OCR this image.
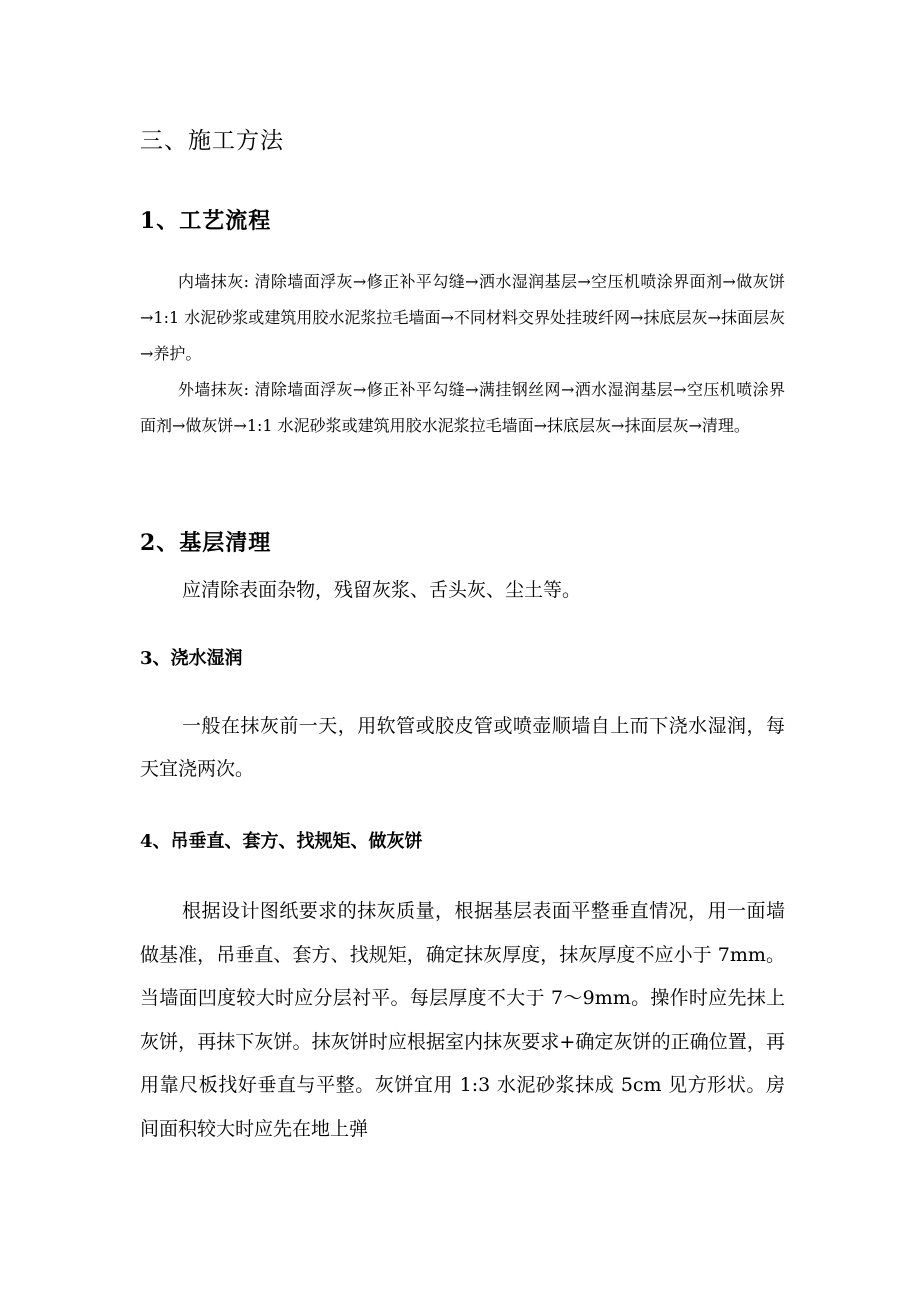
三、施工方法
1、工艺流程

内墙抹灰: 清除墙面浮灰→修正补平勾缝→洒水湿润基层→空压机喷涂界面剂→做灰饼→1:1 水泥砂浆或建筑用胶水泥浆拉毛墙面→不同材料交界处挂玻纤网→抹底层灰→抹面层灰→养护。

外墙抹灰: 清除墙面浮灰→修正补平勾缝→满挂钢丝网→洒水湿润基层→空压机喷涂界面剂→做灰饼→1:1 水泥砂浆或建筑用胶水泥浆拉毛墙面→抹底层灰→抹面层灰→清理。

2、基层清理

应清除表面杂物，残留灰浆、舌头灰、尘土等。

3、浇水湿润

一般在抹灰前一天，用软管或胶皮管或喷壶顺墙自上而下浇水湿润，每天宜浇两次。

4、吊垂直、套方、找规矩、做灰饼

根据设计图纸要求的抹灰质量，根据基层表面平整垂直情况，用一面墙做基准，吊垂直、套方、找规矩，确定抹灰厚度，抹灰厚度不应小于 7mm。当墙面凹度较大时应分层衬平。每层厚度不大于 7～9mm。操作时应先抹上灰饼，再抹下灰饼。抹灰饼时应根据室内抹灰要求+确定灰饼的正确位置，再用靠尺板找好垂直与平整。灰饼宜用 1:3 水泥砂浆抹成 5cm 见方形状。房间面积较大时应先在地上弹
-- -- --
=== WHAT YOU WILL DO ===
Your copy should repeat each entry above exactly but contain no pictures.

=== OUTPUT BELOW ===
OCR this image.
三、施工方法
1、工艺流程

内墙抹灰: 清除墙面浮灰→修正补平勾缝→洒水湿润基层→空压机喷涂界面剂→做灰饼→1:1 水泥砂浆或建筑用胶水泥浆拉毛墙面→不同材料交界处挂玻纤网→抹底层灰→抹面层灰→养护。

外墙抹灰: 清除墙面浮灰→修正补平勾缝→满挂钢丝网→洒水湿润基层→空压机喷涂界面剂→做灰饼→1:1 水泥砂浆或建筑用胶水泥浆拉毛墙面→抹底层灰→抹面层灰→清理。

2、基层清理

应清除表面杂物，残留灰浆、舌头灰、尘土等。

3、浇水湿润

一般在抹灰前一天，用软管或胶皮管或喷壶顺墙自上而下浇水湿润，每天宜浇两次。

4、吊垂直、套方、找规矩、做灰饼

根据设计图纸要求的抹灰质量，根据基层表面平整垂直情况，用一面墙做基准，吊垂直、套方、找规矩，确定抹灰厚度，抹灰厚度不应小于 7mm。当墙面凹度较大时应分层衬平。每层厚度不大于 7～9mm。操作时应先抹上灰饼，再抹下灰饼。抹灰饼时应根据室内抹灰要求+确定灰饼的正确位置，再用靠尺板找好垂直与平整。灰饼宜用 1:3 水泥砂浆抹成 5cm 见方形状。房间面积较大时应先在地上弹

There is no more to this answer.